## Work required
Take each line containing "mail" and report it exactly as written.

## Given records
>>>

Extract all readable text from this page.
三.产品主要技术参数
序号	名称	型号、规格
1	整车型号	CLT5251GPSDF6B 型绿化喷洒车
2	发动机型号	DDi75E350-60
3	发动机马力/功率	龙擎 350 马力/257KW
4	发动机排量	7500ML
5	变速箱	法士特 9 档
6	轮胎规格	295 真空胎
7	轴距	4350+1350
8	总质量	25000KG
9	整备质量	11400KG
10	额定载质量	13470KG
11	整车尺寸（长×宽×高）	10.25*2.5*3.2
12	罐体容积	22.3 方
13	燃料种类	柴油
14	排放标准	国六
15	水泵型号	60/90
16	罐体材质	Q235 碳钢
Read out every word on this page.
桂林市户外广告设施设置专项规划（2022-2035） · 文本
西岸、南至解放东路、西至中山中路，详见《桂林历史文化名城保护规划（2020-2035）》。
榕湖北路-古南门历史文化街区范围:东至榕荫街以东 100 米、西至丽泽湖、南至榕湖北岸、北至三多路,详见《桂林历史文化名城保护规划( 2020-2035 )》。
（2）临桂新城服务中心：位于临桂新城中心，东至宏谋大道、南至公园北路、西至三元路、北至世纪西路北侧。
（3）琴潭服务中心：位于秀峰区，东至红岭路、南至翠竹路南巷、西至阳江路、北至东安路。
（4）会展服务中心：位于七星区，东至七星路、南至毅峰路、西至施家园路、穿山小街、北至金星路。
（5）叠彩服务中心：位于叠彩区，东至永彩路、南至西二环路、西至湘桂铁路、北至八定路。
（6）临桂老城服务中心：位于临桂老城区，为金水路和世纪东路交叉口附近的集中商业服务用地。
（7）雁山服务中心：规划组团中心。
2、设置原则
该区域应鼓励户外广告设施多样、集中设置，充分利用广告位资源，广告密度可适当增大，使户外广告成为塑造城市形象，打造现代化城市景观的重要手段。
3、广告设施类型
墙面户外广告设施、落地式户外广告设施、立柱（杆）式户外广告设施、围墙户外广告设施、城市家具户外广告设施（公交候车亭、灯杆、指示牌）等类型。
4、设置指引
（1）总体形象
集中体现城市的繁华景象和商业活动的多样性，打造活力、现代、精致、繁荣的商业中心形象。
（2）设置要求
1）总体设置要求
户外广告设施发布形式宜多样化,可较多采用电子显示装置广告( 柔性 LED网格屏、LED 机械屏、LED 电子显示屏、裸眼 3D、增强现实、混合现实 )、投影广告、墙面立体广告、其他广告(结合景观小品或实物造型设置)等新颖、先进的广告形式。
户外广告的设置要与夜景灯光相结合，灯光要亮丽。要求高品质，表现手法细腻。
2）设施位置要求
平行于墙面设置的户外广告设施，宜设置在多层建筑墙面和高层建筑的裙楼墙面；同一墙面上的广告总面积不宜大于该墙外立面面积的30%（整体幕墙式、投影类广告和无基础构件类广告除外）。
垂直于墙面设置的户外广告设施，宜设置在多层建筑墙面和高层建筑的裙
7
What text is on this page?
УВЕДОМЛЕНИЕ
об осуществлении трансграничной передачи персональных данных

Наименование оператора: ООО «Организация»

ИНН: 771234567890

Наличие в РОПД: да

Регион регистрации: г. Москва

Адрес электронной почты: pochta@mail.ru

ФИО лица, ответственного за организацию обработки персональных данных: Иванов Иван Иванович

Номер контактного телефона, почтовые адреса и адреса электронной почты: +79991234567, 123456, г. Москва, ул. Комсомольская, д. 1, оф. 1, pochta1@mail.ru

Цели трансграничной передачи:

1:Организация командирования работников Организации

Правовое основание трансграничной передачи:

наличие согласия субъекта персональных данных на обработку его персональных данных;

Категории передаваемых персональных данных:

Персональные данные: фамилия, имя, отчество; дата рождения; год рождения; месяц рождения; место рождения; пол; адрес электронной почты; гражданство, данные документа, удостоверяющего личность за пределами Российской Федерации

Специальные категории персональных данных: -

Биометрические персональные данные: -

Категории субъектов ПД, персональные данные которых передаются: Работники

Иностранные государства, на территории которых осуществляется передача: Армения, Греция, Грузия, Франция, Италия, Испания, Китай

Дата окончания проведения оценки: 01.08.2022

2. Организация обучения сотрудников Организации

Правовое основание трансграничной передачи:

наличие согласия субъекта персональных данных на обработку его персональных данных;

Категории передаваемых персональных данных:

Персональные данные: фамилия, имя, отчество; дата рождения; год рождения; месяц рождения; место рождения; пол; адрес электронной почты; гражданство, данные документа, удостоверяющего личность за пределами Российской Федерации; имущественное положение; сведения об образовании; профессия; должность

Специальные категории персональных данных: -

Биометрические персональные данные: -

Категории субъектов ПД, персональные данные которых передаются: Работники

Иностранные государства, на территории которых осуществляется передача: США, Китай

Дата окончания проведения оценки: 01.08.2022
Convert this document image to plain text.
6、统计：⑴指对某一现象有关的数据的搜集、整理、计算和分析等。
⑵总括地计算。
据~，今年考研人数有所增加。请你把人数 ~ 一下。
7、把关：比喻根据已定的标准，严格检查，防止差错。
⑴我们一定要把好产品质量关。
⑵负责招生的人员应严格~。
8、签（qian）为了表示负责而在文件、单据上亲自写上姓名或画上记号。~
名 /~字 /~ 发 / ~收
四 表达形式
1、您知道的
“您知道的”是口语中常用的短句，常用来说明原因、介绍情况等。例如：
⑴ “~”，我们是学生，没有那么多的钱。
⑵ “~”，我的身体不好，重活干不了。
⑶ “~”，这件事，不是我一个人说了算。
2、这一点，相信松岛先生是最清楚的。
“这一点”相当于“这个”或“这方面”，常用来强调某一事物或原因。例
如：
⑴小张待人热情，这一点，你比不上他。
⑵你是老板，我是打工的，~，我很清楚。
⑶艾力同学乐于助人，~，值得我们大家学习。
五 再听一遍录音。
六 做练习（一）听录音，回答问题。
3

<<<

## Written answer
Адрес электронной почты: pochta@mail.ru
Номер контактного телефона, почтовые адреса и адреса электронной почты: +79991234567, 123456, г. Москва, ул. Комсомольская, д. 1, оф. 1, pochta1@mail.ru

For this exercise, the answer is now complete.